Short exercise
Output each entry verbatim and exclude every picture from it.

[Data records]
□ □ □ □ □

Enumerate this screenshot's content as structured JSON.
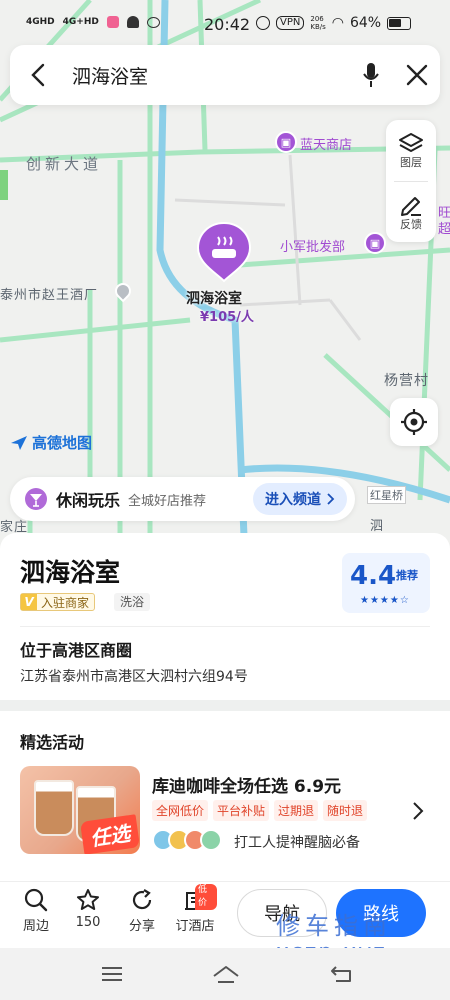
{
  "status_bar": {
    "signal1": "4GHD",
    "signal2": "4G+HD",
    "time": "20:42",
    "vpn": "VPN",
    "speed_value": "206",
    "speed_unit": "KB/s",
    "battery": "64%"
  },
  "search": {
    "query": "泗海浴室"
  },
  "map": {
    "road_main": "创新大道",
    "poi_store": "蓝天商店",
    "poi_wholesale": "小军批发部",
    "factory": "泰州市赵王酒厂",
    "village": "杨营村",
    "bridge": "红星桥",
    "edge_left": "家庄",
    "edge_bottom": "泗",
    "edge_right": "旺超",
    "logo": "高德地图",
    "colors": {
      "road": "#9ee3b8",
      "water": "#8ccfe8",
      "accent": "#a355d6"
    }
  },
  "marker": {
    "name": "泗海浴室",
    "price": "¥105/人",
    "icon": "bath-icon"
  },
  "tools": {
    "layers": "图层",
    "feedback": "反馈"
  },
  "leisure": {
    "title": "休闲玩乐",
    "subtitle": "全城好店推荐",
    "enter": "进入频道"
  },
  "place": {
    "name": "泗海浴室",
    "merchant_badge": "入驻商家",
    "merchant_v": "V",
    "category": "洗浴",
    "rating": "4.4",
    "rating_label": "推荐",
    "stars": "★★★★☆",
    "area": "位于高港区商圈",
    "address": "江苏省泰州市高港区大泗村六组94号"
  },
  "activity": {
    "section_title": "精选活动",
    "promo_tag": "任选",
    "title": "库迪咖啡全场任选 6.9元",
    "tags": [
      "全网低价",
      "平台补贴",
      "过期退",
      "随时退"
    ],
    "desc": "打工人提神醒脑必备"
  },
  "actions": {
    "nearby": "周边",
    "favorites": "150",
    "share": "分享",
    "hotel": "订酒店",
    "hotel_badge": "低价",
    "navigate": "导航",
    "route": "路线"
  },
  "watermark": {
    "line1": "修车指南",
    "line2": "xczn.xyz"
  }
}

□ □ □ □ □

Completed exercise
Enumerate this screenshot's content as structured JSON.
{
  "status_bar": {
    "signal1": "4GHD",
    "signal2": "4G+HD",
    "time": "20:42",
    "vpn": "VPN",
    "speed_value": "206",
    "speed_unit": "KB/s",
    "battery": "64%"
  },
  "search": {
    "query": "泗海浴室"
  },
  "map": {
    "road_main": "创新大道",
    "poi_store": "蓝天商店",
    "poi_wholesale": "小军批发部",
    "factory": "泰州市赵王酒厂",
    "village": "杨营村",
    "bridge": "红星桥",
    "edge_left": "家庄",
    "edge_bottom": "泗",
    "edge_right": "旺超",
    "logo": "高德地图",
    "colors": {
      "road": "#9ee3b8",
      "water": "#8ccfe8",
      "accent": "#a355d6"
    }
  },
  "marker": {
    "name": "泗海浴室",
    "price": "¥105/人",
    "icon": "bath-icon"
  },
  "tools": {
    "layers": "图层",
    "feedback": "反馈"
  },
  "leisure": {
    "title": "休闲玩乐",
    "subtitle": "全城好店推荐",
    "enter": "进入频道"
  },
  "place": {
    "name": "泗海浴室",
    "merchant_badge": "入驻商家",
    "merchant_v": "V",
    "category": "洗浴",
    "rating": "4.4",
    "rating_label": "推荐",
    "stars": "★★★★☆",
    "area": "位于高港区商圈",
    "address": "江苏省泰州市高港区大泗村六组94号"
  },
  "activity": {
    "section_title": "精选活动",
    "promo_tag": "任选",
    "title": "库迪咖啡全场任选 6.9元",
    "tags": [
      "全网低价",
      "平台补贴",
      "过期退",
      "随时退"
    ],
    "desc": "打工人提神醒脑必备"
  },
  "actions": {
    "nearby": "周边",
    "favorites": "150",
    "share": "分享",
    "hotel": "订酒店",
    "hotel_badge": "低价",
    "navigate": "导航",
    "route": "路线"
  },
  "watermark": {
    "line1": "修车指南",
    "line2": "xczn.xyz"
  }
}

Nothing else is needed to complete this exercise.